● Given instruction:
Exactly reproduce each line of the listing that follows.
## BEGIN
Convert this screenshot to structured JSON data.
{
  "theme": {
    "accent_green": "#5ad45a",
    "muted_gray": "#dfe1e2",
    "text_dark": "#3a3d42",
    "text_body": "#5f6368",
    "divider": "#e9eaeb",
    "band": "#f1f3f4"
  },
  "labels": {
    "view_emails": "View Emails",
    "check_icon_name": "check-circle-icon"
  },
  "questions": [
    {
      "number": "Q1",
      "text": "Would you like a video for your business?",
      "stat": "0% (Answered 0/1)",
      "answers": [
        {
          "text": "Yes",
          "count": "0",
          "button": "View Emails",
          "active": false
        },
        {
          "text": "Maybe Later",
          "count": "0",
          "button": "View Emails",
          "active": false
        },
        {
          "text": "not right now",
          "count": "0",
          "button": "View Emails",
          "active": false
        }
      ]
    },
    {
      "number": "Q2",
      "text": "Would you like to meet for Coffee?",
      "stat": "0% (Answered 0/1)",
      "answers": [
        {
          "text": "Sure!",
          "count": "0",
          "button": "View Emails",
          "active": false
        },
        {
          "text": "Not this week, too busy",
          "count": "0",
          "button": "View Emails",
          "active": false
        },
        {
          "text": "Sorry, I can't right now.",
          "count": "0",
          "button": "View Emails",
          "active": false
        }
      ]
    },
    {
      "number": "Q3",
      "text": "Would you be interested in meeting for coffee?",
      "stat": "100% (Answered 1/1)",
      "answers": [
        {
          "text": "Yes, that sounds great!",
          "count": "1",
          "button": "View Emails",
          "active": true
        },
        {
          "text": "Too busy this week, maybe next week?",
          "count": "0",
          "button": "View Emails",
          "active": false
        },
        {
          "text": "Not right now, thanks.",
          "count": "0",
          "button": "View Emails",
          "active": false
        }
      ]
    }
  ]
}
## END
● In response:
Convert this screenshot to structured JSON data.
{
  "theme": {
    "accent_green": "#5ad45a",
    "muted_gray": "#dfe1e2",
    "text_dark": "#3a3d42",
    "text_body": "#5f6368",
    "divider": "#e9eaeb",
    "band": "#f1f3f4"
  },
  "labels": {
    "view_emails": "View Emails",
    "check_icon_name": "check-circle-icon"
  },
  "questions": [
    {
      "number": "Q1",
      "text": "Would you like a video for your business?",
      "stat": "0% (Answered 0/1)",
      "answers": [
        {
          "text": "Yes",
          "count": "0",
          "button": "View Emails",
          "active": false
        },
        {
          "text": "Maybe Later",
          "count": "0",
          "button": "View Emails",
          "active": false
        },
        {
          "text": "not right now",
          "count": "0",
          "button": "View Emails",
          "active": false
        }
      ]
    },
    {
      "number": "Q2",
      "text": "Would you like to meet for Coffee?",
      "stat": "0% (Answered 0/1)",
      "answers": [
        {
          "text": "Sure!",
          "count": "0",
          "button": "View Emails",
          "active": false
        },
        {
          "text": "Not this week, too busy",
          "count": "0",
          "button": "View Emails",
          "active": false
        },
        {
          "text": "Sorry, I can't right now.",
          "count": "0",
          "button": "View Emails",
          "active": false
        }
      ]
    },
    {
      "number": "Q3",
      "text": "Would you be interested in meeting for coffee?",
      "stat": "100% (Answered 1/1)",
      "answers": [
        {
          "text": "Yes, that sounds great!",
          "count": "1",
          "button": "View Emails",
          "active": true
        },
        {
          "text": "Too busy this week, maybe next week?",
          "count": "0",
          "button": "View Emails",
          "active": false
        },
        {
          "text": "Not right now, thanks.",
          "count": "0",
          "button": "View Emails",
          "active": false
        }
      ]
    }
  ]
}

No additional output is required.